— Start —

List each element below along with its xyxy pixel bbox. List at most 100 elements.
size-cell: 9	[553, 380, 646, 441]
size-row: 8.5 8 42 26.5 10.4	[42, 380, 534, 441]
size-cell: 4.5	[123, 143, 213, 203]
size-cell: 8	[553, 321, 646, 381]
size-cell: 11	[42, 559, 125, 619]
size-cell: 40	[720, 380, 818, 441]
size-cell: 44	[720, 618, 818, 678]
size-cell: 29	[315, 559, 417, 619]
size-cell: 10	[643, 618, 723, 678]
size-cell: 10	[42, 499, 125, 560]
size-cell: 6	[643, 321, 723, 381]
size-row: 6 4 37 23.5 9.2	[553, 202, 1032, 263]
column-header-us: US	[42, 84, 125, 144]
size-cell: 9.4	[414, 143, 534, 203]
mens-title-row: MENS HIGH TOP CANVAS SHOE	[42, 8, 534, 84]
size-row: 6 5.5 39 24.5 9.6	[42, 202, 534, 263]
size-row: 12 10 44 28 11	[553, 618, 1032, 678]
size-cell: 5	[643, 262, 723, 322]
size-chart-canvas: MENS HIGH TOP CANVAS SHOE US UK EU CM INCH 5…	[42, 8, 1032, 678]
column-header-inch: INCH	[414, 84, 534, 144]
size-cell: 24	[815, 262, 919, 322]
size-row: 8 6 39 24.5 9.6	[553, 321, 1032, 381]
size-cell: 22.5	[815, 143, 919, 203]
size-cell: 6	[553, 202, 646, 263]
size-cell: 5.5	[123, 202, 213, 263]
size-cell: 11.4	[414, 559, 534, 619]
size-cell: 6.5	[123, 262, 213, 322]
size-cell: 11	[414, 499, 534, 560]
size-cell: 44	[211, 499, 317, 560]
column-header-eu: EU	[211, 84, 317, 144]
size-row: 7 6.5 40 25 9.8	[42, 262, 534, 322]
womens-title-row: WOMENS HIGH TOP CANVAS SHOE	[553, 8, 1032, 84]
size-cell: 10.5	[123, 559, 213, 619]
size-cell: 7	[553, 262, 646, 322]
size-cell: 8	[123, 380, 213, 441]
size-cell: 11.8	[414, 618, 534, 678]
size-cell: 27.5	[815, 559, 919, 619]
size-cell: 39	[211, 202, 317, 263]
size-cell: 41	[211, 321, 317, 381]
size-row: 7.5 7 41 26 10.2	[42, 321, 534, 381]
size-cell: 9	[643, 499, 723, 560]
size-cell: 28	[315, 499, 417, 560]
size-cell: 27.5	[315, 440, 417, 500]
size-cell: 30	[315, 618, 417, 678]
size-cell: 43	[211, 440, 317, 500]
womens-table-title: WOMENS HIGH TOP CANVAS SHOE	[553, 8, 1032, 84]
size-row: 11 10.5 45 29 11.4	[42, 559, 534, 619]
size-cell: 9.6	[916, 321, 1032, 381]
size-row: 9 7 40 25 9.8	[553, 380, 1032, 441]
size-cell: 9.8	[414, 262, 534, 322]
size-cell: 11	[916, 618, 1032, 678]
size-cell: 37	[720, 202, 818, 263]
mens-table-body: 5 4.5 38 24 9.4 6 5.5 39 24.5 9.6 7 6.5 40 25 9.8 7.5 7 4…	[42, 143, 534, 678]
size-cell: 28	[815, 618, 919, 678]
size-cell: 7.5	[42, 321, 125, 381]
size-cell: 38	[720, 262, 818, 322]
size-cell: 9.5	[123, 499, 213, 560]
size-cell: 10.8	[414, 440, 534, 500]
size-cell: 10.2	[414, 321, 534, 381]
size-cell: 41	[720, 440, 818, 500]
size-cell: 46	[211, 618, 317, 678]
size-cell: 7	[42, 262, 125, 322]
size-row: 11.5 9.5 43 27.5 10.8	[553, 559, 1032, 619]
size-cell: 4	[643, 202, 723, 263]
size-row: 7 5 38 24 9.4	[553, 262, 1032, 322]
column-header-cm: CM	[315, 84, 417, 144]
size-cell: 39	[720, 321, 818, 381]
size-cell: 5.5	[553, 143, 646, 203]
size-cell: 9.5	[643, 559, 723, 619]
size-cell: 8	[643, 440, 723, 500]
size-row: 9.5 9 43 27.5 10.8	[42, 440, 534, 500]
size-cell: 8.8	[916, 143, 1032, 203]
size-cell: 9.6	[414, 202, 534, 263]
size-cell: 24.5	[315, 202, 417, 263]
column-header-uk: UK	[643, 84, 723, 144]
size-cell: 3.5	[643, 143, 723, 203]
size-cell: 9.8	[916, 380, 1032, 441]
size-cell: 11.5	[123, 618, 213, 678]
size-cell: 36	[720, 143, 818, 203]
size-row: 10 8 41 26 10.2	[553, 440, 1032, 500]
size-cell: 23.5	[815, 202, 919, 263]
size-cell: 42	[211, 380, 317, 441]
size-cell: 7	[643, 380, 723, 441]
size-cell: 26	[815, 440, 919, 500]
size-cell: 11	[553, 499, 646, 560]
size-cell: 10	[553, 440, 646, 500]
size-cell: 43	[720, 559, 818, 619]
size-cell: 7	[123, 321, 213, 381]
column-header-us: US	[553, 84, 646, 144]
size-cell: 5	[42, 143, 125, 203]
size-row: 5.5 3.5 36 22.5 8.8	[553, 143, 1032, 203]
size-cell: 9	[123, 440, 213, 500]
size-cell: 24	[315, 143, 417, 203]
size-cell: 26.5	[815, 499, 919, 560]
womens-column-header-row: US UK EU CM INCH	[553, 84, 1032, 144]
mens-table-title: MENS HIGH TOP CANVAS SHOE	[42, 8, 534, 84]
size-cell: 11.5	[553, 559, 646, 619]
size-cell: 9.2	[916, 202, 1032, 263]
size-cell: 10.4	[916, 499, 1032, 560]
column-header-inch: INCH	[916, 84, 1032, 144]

— End —

■ **What you need to do**
Express every line of the records above as a JSON list of strings, one string per line, leaving out any blank lines.

■ **Answer for the task**
[
  "List each element below along with its xyxy pixel bbox. List at most 100 elements.",
  "size-cell: 9\t[553, 380, 646, 441]",
  "size-row: 8.5 8 42 26.5 10.4\t[42, 380, 534, 441]",
  "size-cell: 4.5\t[123, 143, 213, 203]",
  "size-cell: 8\t[553, 321, 646, 381]",
  "size-cell: 11\t[42, 559, 125, 619]",
  "size-cell: 40\t[720, 380, 818, 441]",
  "size-cell: 44\t[720, 618, 818, 678]",
  "size-cell: 29\t[315, 559, 417, 619]",
  "size-cell: 10\t[643, 618, 723, 678]",
  "size-cell: 10\t[42, 499, 125, 560]",
  "size-cell: 6\t[643, 321, 723, 381]",
  "size-row: 6 4 37 23.5 9.2\t[553, 202, 1032, 263]",
  "column-header-us: US\t[42, 84, 125, 144]",
  "size-cell: 9.4\t[414, 143, 534, 203]",
  "mens-title-row: MENS HIGH TOP CANVAS SHOE\t[42, 8, 534, 84]",
  "size-row: 6 5.5 39 24.5 9.6\t[42, 202, 534, 263]",
  "size-row: 12 10 44 28 11\t[553, 618, 1032, 678]",
  "size-cell: 5\t[643, 262, 723, 322]",
  "size-chart-canvas: MENS HIGH TOP CANVAS SHOE US UK EU CM INCH 5…\t[42, 8, 1032, 678]",
  "column-header-inch: INCH\t[414, 84, 534, 144]",
  "size-cell: 24\t[815, 262, 919, 322]",
  "size-row: 8 6 39 24.5 9.6\t[553, 321, 1032, 381]",
  "size-cell: 22.5\t[815, 143, 919, 203]",
  "size-cell: 6\t[553, 202, 646, 263]",
  "size-cell: 5.5\t[123, 202, 213, 263]",
  "size-cell: 11.4\t[414, 559, 534, 619]",
  "size-cell: 6.5\t[123, 262, 213, 322]",
  "size-cell: 11\t[414, 499, 534, 560]",
  "size-cell: 44\t[211, 499, 317, 560]",
  "column-header-eu: EU\t[211, 84, 317, 144]",
  "size-row: 7 6.5 40 25 9.8\t[42, 262, 534, 322]",
  "womens-title-row: WOMENS HIGH TOP CANVAS SHOE\t[553, 8, 1032, 84]",
  "size-cell: 10.5\t[123, 559, 213, 619]",
  "size-cell: 7\t[553, 262, 646, 322]",
  "size-cell: 8\t[123, 380, 213, 441]",
  "size-cell: 11.8\t[414, 618, 534, 678]",
  "size-cell: 27.5\t[815, 559, 919, 619]",
  "size-cell: 39\t[211, 202, 317, 263]",
  "size-cell: 41\t[211, 321, 317, 381]",
  "size-row: 7.5 7 41 26 10.2\t[42, 321, 534, 381]",
  "size-cell: 9\t[643, 499, 723, 560]",
  "size-cell: 28\t[315, 499, 417, 560]",
  "size-cell: 27.5\t[315, 440, 417, 500]",
  "size-cell: 30\t[315, 618, 417, 678]",
  "size-cell: 43\t[211, 440, 317, 500]",
  "womens-table-title: WOMENS HIGH TOP CANVAS SHOE\t[553, 8, 1032, 84]",
  "size-row: 11 10.5 45 29 11.4\t[42, 559, 534, 619]",
  "size-cell: 9.6\t[916, 321, 1032, 381]",
  "size-row: 9 7 40 25 9.8\t[553, 380, 1032, 441]",
  "size-cell: 9.8\t[414, 262, 534, 322]",
  "size-cell: 11\t[916, 618, 1032, 678]",
  "size-cell: 37\t[720, 202, 818, 263]",
  "mens-table-body: 5 4.5 38 24 9.4 6 5.5 39 24.5 9.6 7 6.5 40 25 9.8 7.5 7 4…\t[42, 143, 534, 678]",
  "size-cell: 28\t[815, 618, 919, 678]",
  "size-cell: 7.5\t[42, 321, 125, 381]",
  "size-cell: 38\t[720, 262, 818, 322]",
  "size-cell: 9.5\t[123, 499, 213, 560]",
  "size-cell: 10.8\t[414, 440, 534, 500]",
  "size-cell: 10.2\t[414, 321, 534, 381]",
  "size-cell: 41\t[720, 440, 818, 500]",
  "size-cell: 46\t[211, 618, 317, 678]",
  "size-cell: 7\t[42, 262, 125, 322]",
  "size-row: 11.5 9.5 43 27.5 10.8\t[553, 559, 1032, 619]",
  "size-cell: 4\t[643, 202, 723, 263]",
  "size-row: 7 5 38 24 9.4\t[553, 262, 1032, 322]",
  "column-header-cm: CM\t[315, 84, 417, 144]",
  "size-cell: 39\t[720, 321, 818, 381]",
  "size-cell: 5.5\t[553, 143, 646, 203]",
  "size-cell: 9.5\t[643, 559, 723, 619]",
  "size-cell: 8\t[643, 440, 723, 500]",
  "size-row: 9.5 9 43 27.5 10.8\t[42, 440, 534, 500]",
  "size-cell: 8.8\t[916, 143, 1032, 203]",
  "size-cell: 9.6\t[414, 202, 534, 263]",
  "size-cell: 24.5\t[315, 202, 417, 263]",
  "column-header-uk: UK\t[643, 84, 723, 144]",
  "size-cell: 3.5\t[643, 143, 723, 203]",
  "size-cell: 9.8\t[916, 380, 1032, 441]",
  "size-cell: 11.5\t[123, 618, 213, 678]",
  "size-cell: 36\t[720, 143, 818, 203]",
  "size-row: 10 8 41 26 10.2\t[553, 440, 1032, 500]",
  "size-cell: 23.5\t[815, 202, 919, 263]",
  "size-cell: 42\t[211, 380, 317, 441]",
  "size-cell: 7\t[643, 380, 723, 441]",
  "size-cell: 26\t[815, 440, 919, 500]",
  "size-cell: 11\t[553, 499, 646, 560]",
  "size-cell: 10\t[553, 440, 646, 500]",
  "size-cell: 43\t[720, 559, 818, 619]",
  "size-cell: 7\t[123, 321, 213, 381]",
  "column-header-us: US\t[553, 84, 646, 144]",
  "size-cell: 5\t[42, 143, 125, 203]",
  "size-row: 5.5 3.5 36 22.5 8.8\t[553, 143, 1032, 203]",
  "size-cell: 9\t[123, 440, 213, 500]",
  "size-cell: 24\t[315, 143, 417, 203]",
  "size-cell: 26.5\t[815, 499, 919, 560]",
  "womens-column-header-row: US UK EU CM INCH\t[553, 84, 1032, 144]",
  "mens-table-title: MENS HIGH TOP CANVAS SHOE\t[42, 8, 534, 84]",
  "size-cell: 11.5\t[553, 559, 646, 619]",
  "size-cell: 9.2\t[916, 202, 1032, 263]",
  "size-cell: 10.4\t[916, 499, 1032, 560]",
  "column-header-inch: INCH\t[916, 84, 1032, 144]"
]